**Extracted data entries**
* Begin *

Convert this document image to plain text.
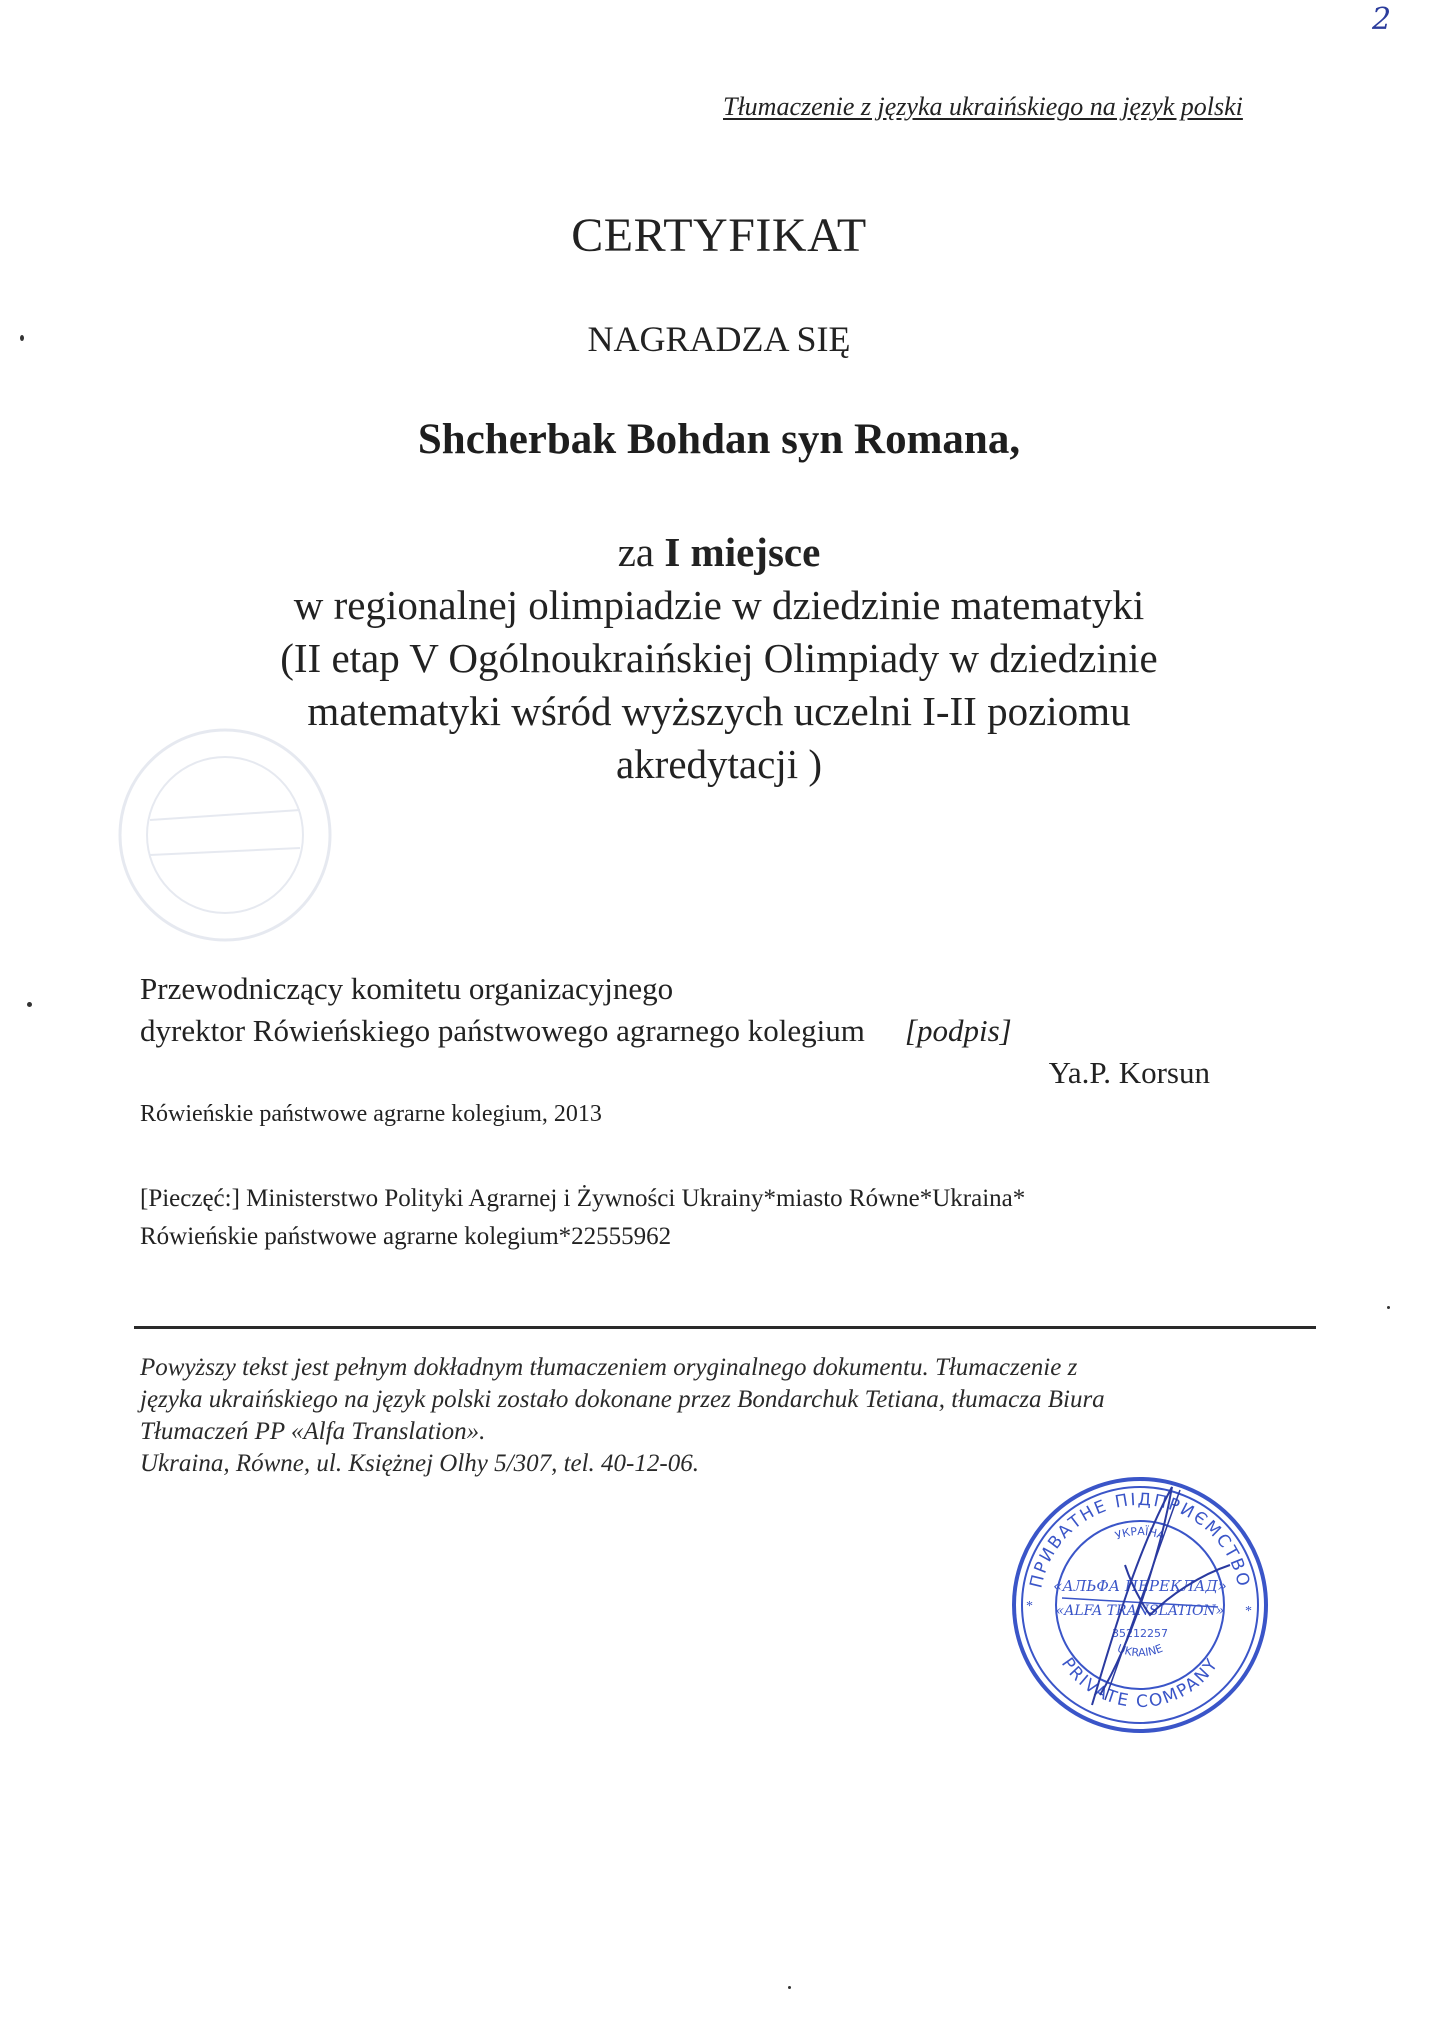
2
Tłumaczenie z języka ukraińskiego na język polski
CERTYFIKAT
NAGRADZA SIĘ
Shcherbak Bohdan syn Romana,
za I miejsce
w regionalnej olimpiadzie w dziedzinie matematyki
(II etap V Ogólnoukraińskiej Olimpiady w dziedzinie
matematyki wśród wyższych uczelni I-II poziomu
akredytacji )
Przewodniczący komitetu organizacyjnego
dyrektor Rówieńskiego państwowego agrarnego kolegium [podpis]
Ya.P. Korsun
Rówieńskie państwowe agrarne kolegium, 2013
[Pieczęć:] Ministerstwo Polityki Agrarnej i Żywności Ukrainy*miasto Równe*Ukraina*
Rówieńskie państwowe agrarne kolegium*22555962
Powyższy tekst jest pełnym dokładnym tłumaczeniem oryginalnego dokumentu. Tłumaczenie z
języka ukraińskiego na język polski zostało dokonane przez Bondarchuk Tetiana, tłumacza Biura
Tłumaczeń PP «Alfa Translation».
Ukraina, Równe, ul. Księżnej Olhy 5/307, tel. 40-12-06.
ПРИВАТНЕ ПІДПРИЄМСТВО
PRIVATE COMPANY
УКРАЇНА
UKRAINE
«АЛЬФА ПЕРЕКЛАД»
«ALFA TRANSLATION»
35212257
*	*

* End *

**YOUR GOAL**
Extract every line containing the string "Równe" from the data above.

**EXPECTED ANSWER**
[Pieczęć:] Ministerstwo Polityki Agrarnej i Żywności Ukrainy*miasto Równe*Ukraina*
Ukraina, Równe, ul. Księżnej Olhy 5/307, tel. 40-12-06.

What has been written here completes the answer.